### GIVEN RECORDS
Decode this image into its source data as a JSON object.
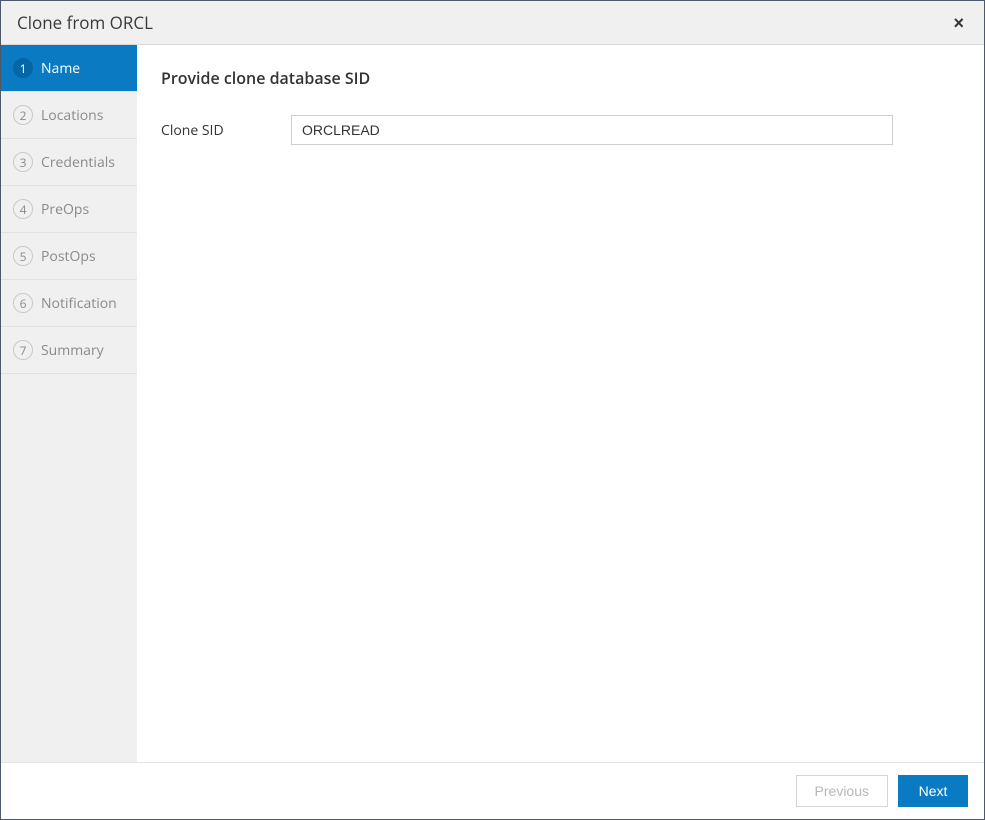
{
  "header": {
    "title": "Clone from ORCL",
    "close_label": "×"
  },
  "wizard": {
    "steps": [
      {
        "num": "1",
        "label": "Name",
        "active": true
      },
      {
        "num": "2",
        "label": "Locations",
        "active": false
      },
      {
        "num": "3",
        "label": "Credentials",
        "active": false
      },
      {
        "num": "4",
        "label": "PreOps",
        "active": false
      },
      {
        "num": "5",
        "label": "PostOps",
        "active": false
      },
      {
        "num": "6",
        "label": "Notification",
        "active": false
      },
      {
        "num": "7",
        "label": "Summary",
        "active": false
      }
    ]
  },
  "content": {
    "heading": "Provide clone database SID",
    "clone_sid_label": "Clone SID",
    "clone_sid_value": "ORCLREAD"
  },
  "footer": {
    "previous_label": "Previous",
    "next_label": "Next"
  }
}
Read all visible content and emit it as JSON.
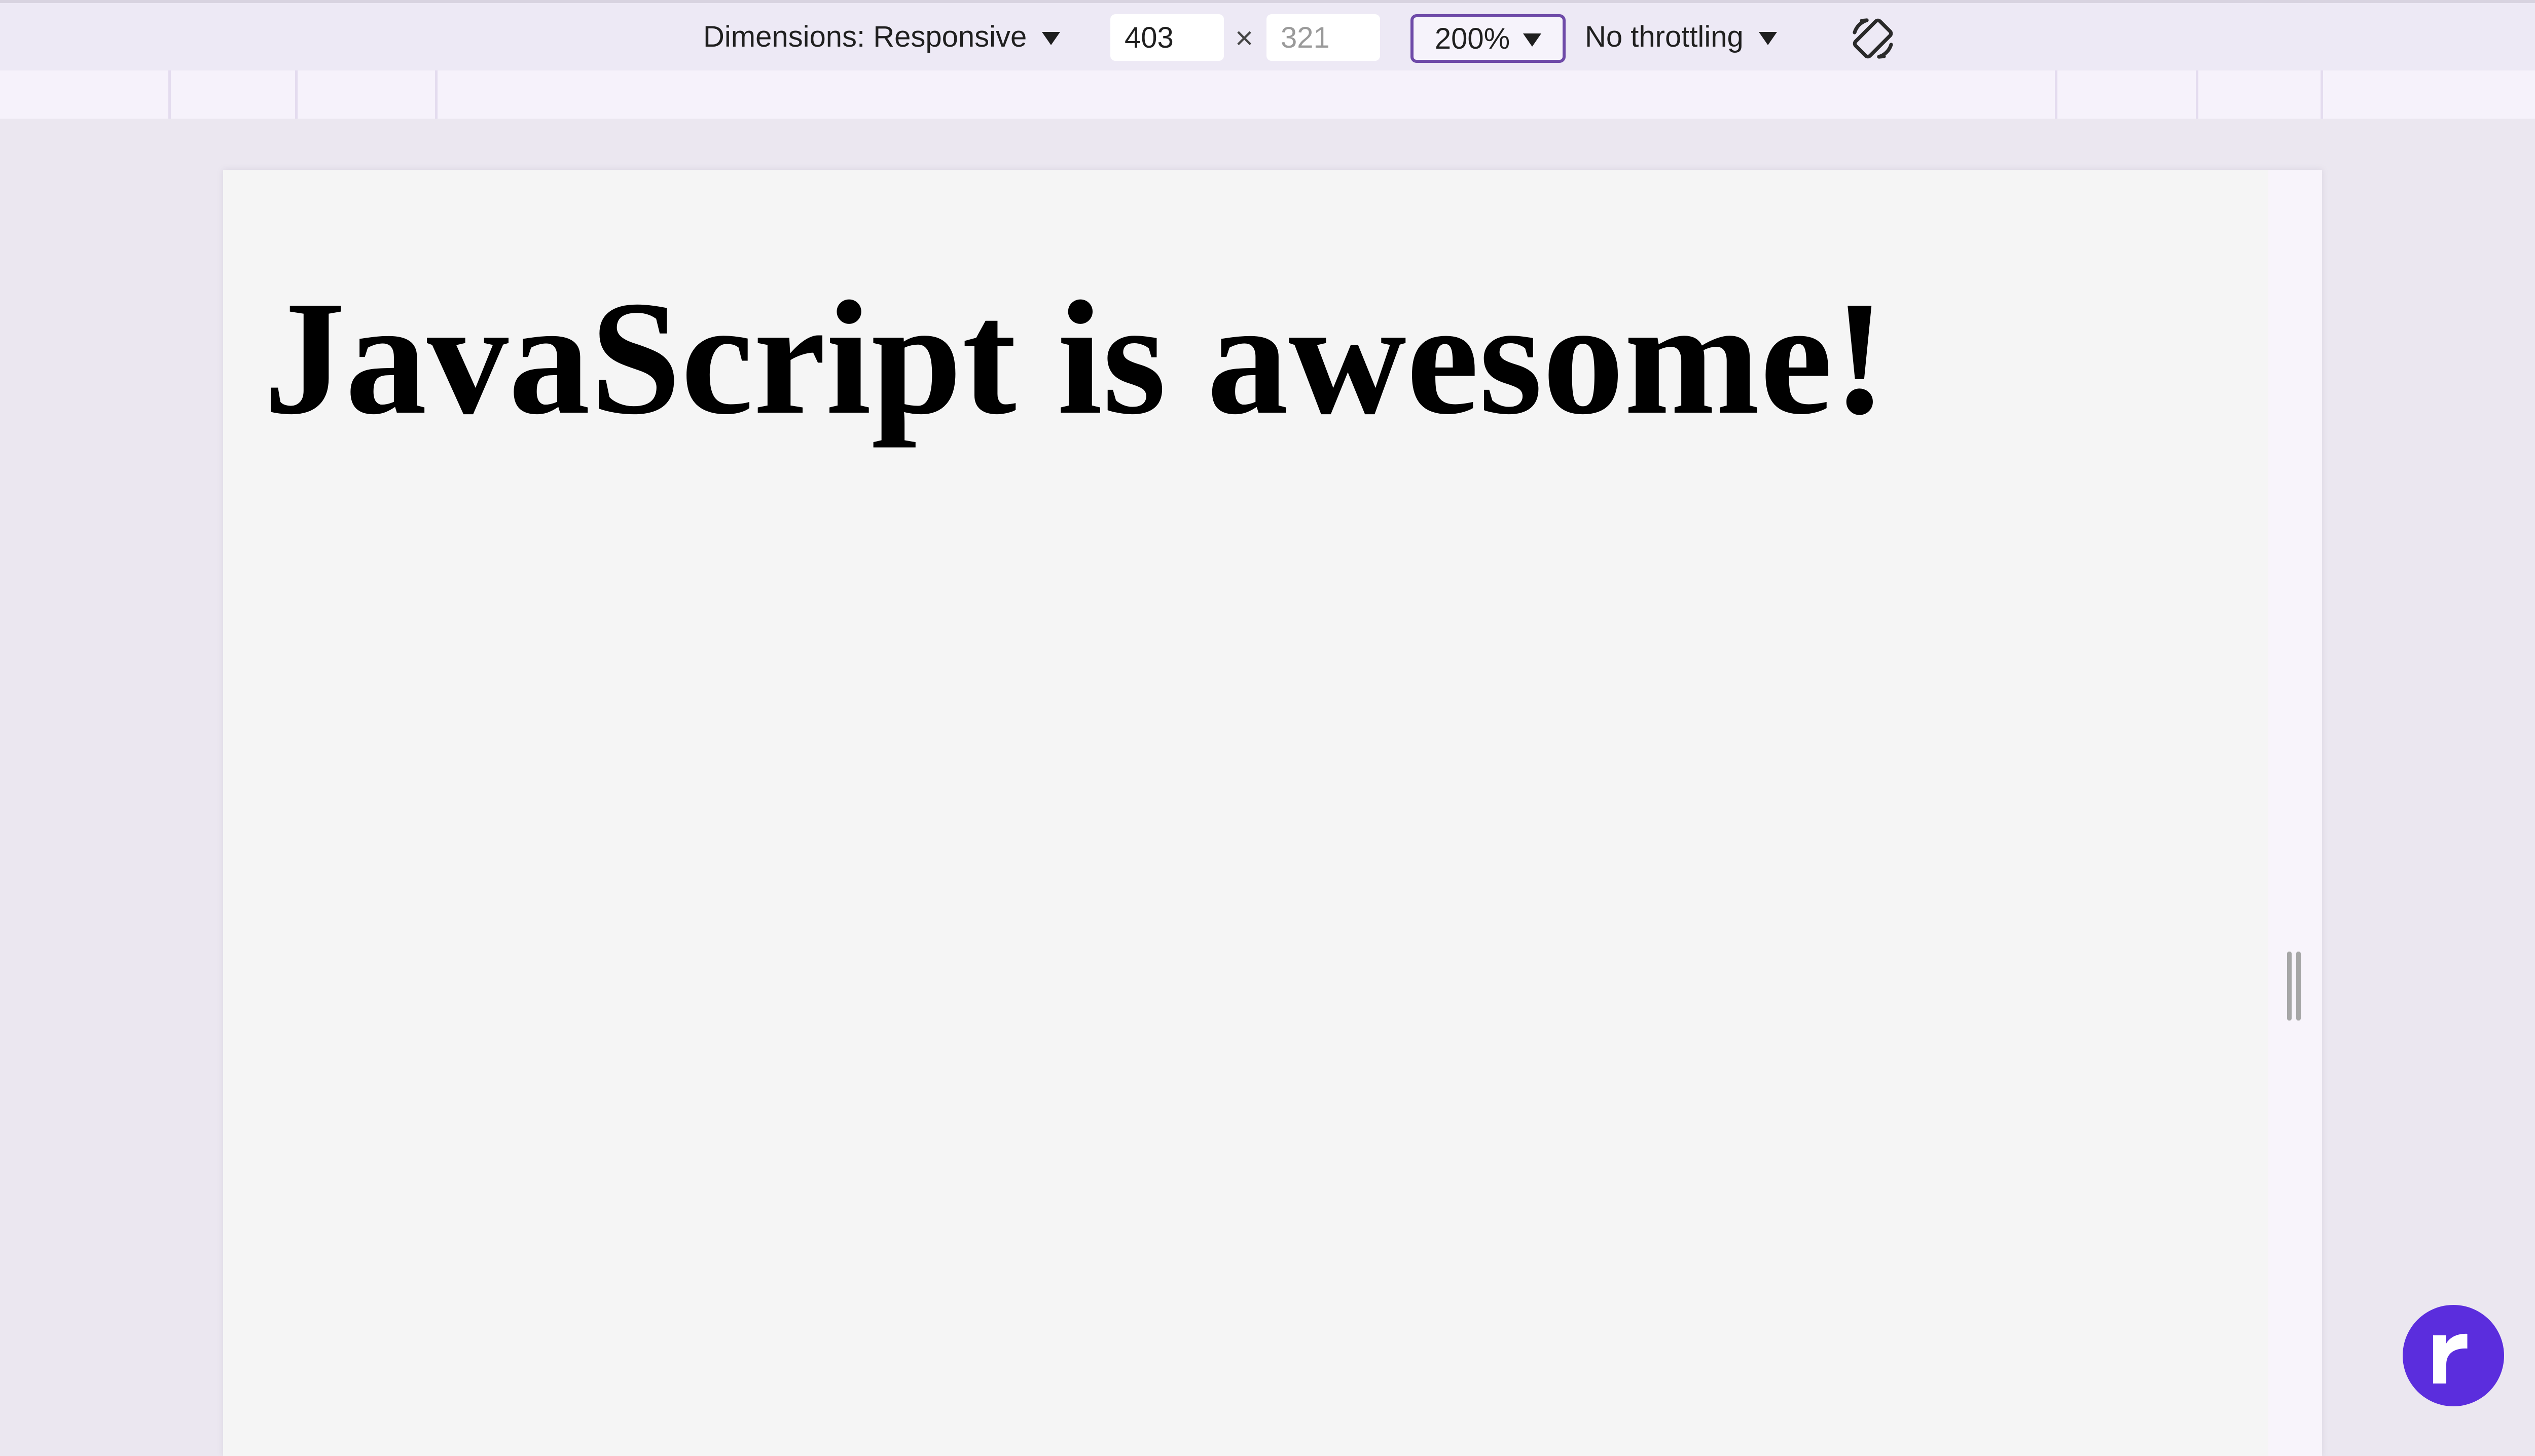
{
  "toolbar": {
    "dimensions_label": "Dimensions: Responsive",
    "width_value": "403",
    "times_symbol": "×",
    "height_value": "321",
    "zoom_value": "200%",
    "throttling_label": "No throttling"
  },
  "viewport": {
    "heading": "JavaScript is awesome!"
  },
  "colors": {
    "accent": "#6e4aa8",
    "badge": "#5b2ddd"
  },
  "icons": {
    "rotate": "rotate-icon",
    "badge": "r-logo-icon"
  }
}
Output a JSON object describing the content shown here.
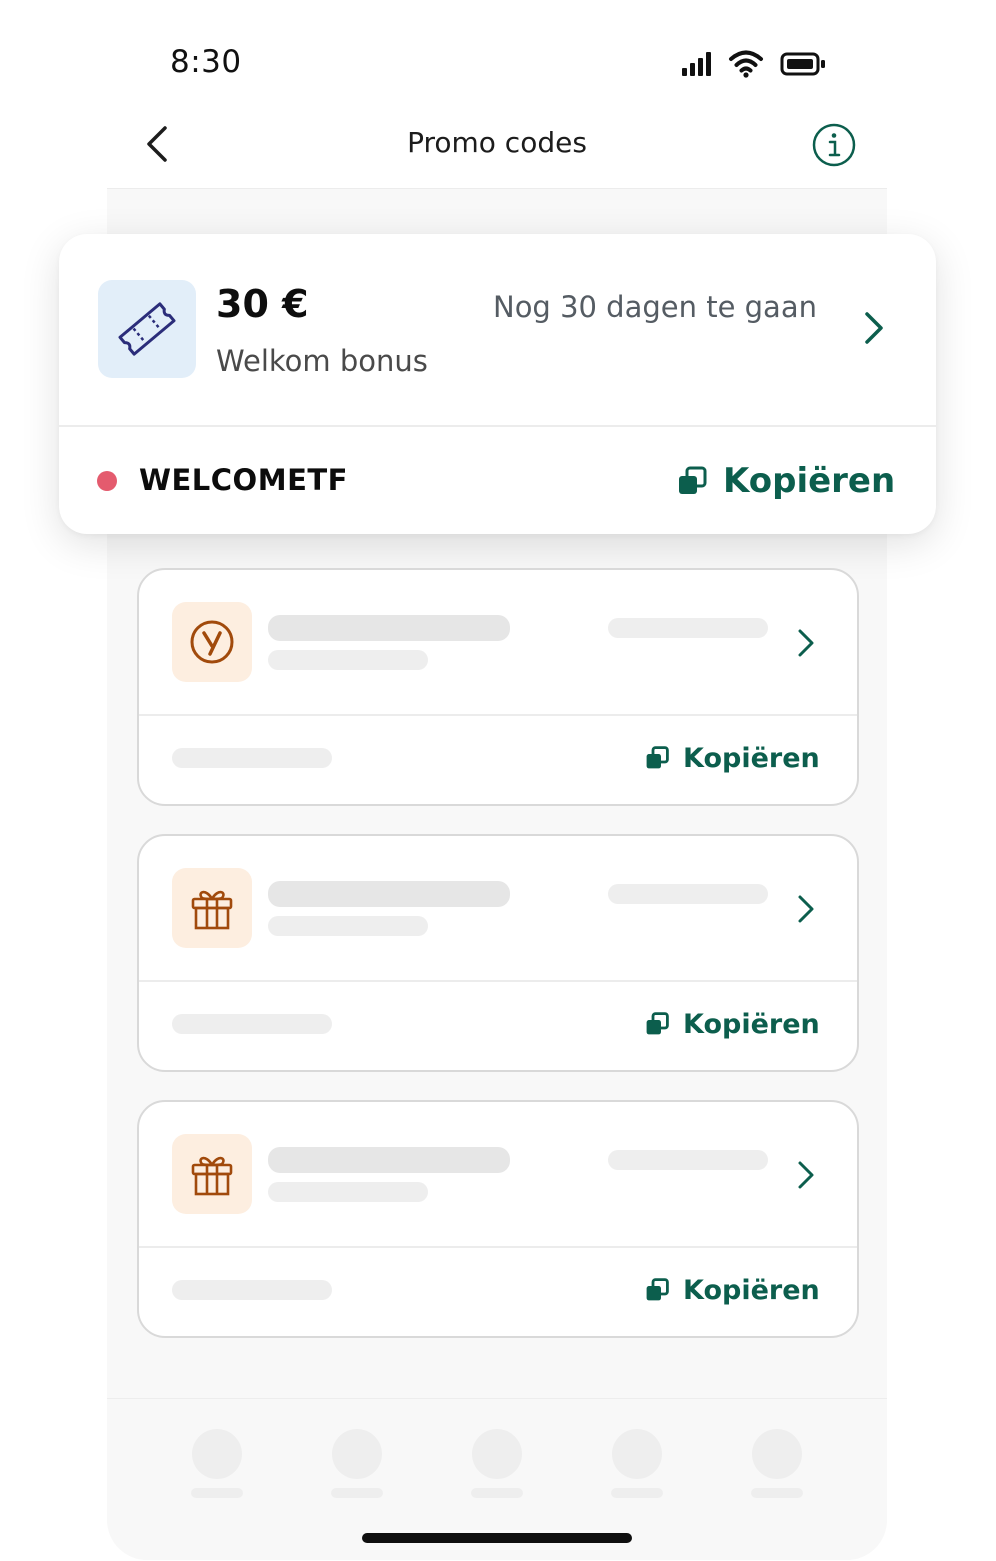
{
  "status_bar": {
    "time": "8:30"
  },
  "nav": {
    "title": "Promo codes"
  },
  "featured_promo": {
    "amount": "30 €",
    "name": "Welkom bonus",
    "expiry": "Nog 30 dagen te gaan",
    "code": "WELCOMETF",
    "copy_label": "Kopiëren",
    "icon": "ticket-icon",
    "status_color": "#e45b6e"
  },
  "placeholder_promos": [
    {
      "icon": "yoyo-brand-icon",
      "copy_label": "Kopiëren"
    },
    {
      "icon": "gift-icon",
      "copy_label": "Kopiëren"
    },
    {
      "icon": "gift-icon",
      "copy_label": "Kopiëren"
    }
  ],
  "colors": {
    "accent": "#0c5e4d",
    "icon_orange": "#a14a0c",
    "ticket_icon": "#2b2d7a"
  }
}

### REQUIRED TASK
Images in the records should not be copied. Repeat all the rest exactly.

### CORRECT ANSWER
Decode this image into its source data as a JSON object.
{
  "header": {
    "title": "Clone from ORCL",
    "close_label": "×"
  },
  "wizard": {
    "steps": [
      {
        "num": "1",
        "label": "Name",
        "active": true
      },
      {
        "num": "2",
        "label": "Locations",
        "active": false
      },
      {
        "num": "3",
        "label": "Credentials",
        "active": false
      },
      {
        "num": "4",
        "label": "PreOps",
        "active": false
      },
      {
        "num": "5",
        "label": "PostOps",
        "active": false
      },
      {
        "num": "6",
        "label": "Notification",
        "active": false
      },
      {
        "num": "7",
        "label": "Summary",
        "active": false
      }
    ]
  },
  "content": {
    "heading": "Provide clone database SID",
    "clone_sid_label": "Clone SID",
    "clone_sid_value": "ORCLREAD"
  },
  "footer": {
    "previous_label": "Previous",
    "next_label": "Next"
  }
}
Read all visible content and emit it as JSON.
{
  "toolbar": {
    "dimensions_label": "Dimensions: Responsive",
    "width_value": "403",
    "times_symbol": "×",
    "height_value": "321",
    "zoom_value": "200%",
    "throttling_label": "No throttling"
  },
  "viewport": {
    "heading": "JavaScript is awesome!"
  },
  "colors": {
    "accent": "#6e4aa8",
    "badge": "#5b2ddd"
  },
  "icons": {
    "rotate": "rotate-icon",
    "badge": "r-logo-icon"
  }
}
Output a JSON object describing the content shown here.
{
  "status_bar": {
    "time": "8:30"
  },
  "nav": {
    "title": "Promo codes"
  },
  "featured_promo": {
    "amount": "30 €",
    "name": "Welkom bonus",
    "expiry": "Nog 30 dagen te gaan",
    "code": "WELCOMETF",
    "copy_label": "Kopiëren",
    "icon": "ticket-icon",
    "status_color": "#e45b6e"
  },
  "placeholder_promos": [
    {
      "icon": "yoyo-brand-icon",
      "copy_label": "Kopiëren"
    },
    {
      "icon": "gift-icon",
      "copy_label": "Kopiëren"
    },
    {
      "icon": "gift-icon",
      "copy_label": "Kopiëren"
    }
  ],
  "colors": {
    "accent": "#0c5e4d",
    "icon_orange": "#a14a0c",
    "ticket_icon": "#2b2d7a"
  }
}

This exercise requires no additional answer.